Excerpted text

She told BBC Radio 4’s Today programme the “door is firmly open” to further talks with health unions regarding next year’s pay process.
Asked if there is a “possibility” negotiations could include looking at 2022/23 pay, she said: “The Secretary of State and the Prime Minister have been clear that that would be extremely difficult to do because it wouldn’t just be for nurses; you would have teachers saying, ‘Could we open this year’s pay settlement?’. You’ve got ambulance drivers, rail workers…
“There is a range of public sector workers who would also want the same request. Across the board, you’re talking about billions of pounds to pay for that and we want to put that into frontline services, as we are doing now.”
Caulfield, who is also the minister for women, told Times Radio Barclay met with health unions “virtually on a weekly basis during January” to “talk about pay”.
She added: “We are very happy to talk about the forthcoming year’s pay award, which is exactly what they’ve done in Scotland and the RCN have called off the strikes as a result.”
Speaking to GB News, she added: “It is difficult for us now. If we are to give a pay (rise) to nurses, we would have to look at teachers, ambulance drivers.
“We just can’t afford inflation-busting pay rises that the unions are currently demanding.”
She said patients could be put at risk “the longer that strikes go on”.
Caulfield told Sky News:
“There is a risk to patients the longer that strikes go on.
“So if your operation is cancelled the first time, there is probably a minimum risk. If that’s cancelled time and time again because of ongoing strikes, then patients become more poorly and there is always a risk.
“And with ambulance strikes, if someone’s having a heart attack or a stroke, that does increase someone’s risk the longer that response time is.”
Labour’s leader accused ministers of “sitting this one out” when it came to negotiating with striking nurses and ambulance workers in England over pay.
Keir Starmer, speaking to broadcasters at Airbus in Filton, near Bristol, said: “The widespread strikes today are a badge of shame for the Government.
“Nobody wants to see these strikes, nobody wants to be on strike – the last thing nurses want to do is to be on strike.
“What they do want is a Government that can show leadership, get around the negotiating table and settle this dispute.

Work task
Copy out the news report on the nurse and ambulance strikes word for word.

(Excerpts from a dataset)

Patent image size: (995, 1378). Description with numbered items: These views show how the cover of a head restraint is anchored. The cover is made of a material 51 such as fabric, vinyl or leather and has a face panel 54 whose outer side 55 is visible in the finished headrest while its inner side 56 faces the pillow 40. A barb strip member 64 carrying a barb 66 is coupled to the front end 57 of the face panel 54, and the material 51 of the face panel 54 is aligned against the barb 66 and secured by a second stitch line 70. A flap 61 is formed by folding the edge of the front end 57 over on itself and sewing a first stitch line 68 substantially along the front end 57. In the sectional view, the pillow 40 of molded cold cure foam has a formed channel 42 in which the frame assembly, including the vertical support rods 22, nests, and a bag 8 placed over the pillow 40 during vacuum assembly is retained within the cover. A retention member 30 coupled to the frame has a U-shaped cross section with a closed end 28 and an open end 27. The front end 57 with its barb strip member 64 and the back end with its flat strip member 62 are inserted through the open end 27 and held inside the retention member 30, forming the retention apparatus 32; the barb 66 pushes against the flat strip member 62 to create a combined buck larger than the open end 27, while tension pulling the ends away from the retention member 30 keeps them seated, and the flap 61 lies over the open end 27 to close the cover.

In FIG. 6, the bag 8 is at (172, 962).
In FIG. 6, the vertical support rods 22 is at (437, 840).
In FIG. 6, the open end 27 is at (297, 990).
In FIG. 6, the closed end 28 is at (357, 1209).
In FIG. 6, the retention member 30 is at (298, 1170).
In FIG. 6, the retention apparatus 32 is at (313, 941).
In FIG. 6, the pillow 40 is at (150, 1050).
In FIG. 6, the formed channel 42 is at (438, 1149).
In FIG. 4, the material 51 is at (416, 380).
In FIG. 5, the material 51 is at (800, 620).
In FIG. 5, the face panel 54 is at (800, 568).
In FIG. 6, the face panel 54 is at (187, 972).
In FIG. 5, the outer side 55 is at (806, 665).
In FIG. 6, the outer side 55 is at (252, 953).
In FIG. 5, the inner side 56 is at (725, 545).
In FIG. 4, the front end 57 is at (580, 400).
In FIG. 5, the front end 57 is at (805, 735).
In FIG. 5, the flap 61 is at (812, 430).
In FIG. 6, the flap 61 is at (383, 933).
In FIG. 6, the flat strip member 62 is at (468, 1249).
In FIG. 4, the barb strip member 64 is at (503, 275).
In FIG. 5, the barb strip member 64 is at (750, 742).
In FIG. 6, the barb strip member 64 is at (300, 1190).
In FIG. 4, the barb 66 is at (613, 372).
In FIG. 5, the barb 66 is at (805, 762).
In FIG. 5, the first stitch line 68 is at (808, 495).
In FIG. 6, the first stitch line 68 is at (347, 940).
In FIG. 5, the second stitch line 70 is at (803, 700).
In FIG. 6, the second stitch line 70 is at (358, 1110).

Expected answer
She told BBC Radio 4’s Today programme the “door is firmly open” to further talks with health unions regarding next year’s pay process.
Asked if there is a “possibility” negotiations could include looking at 2022/23 pay, she said: “The Secretary of State and the Prime Minister have been clear that that would be extremely difficult to do because it wouldn’t just be for nurses; you would have teachers saying, ‘Could we open this year’s pay settlement?’. You’ve got ambulance drivers, rail workers…
“There is a range of public sector workers who would also want the same request. Across the board, you’re talking about billions of pounds to pay for that and we want to put that into frontline services, as we are doing now.”
Caulfield, who is also the minister for women, told Times Radio Barclay met with health unions “virtually on a weekly basis during January” to “talk about pay”.
She added: “We are very happy to talk about the forthcoming year’s pay award, which is exactly what they’ve done in Scotland and the RCN have called off the strikes as a result.”
Speaking to GB News, she added: “It is difficult for us now. If we are to give a pay (rise) to nurses, we would have to look at teachers, ambulance drivers.
“We just can’t afford inflation-busting pay rises that the unions are currently demanding.”
She said patients could be put at risk “the longer that strikes go on”.
Caulfield told Sky News:
“There is a risk to patients the longer that strikes go on.
“So if your operation is cancelled the first time, there is probably a minimum risk. If that’s cancelled time and time again because of ongoing strikes, then patients become more poorly and there is always a risk.
“And with ambulance strikes, if someone’s having a heart attack or a stroke, that does increase someone’s risk the longer that response time is.”
Labour’s leader accused ministers of “sitting this one out” when it came to negotiating with striking nurses and ambulance workers in England over pay.
Keir Starmer, speaking to broadcasters at Airbus in Filton, near Bristol, said: “The widespread strikes today are a badge of shame for the Government.
“Nobody wants to see these strikes, nobody wants to be on strike – the last thing nurses want to do is to be on strike.
“What they do want is a Government that can show leadership, get around the negotiating table and settle this dispute.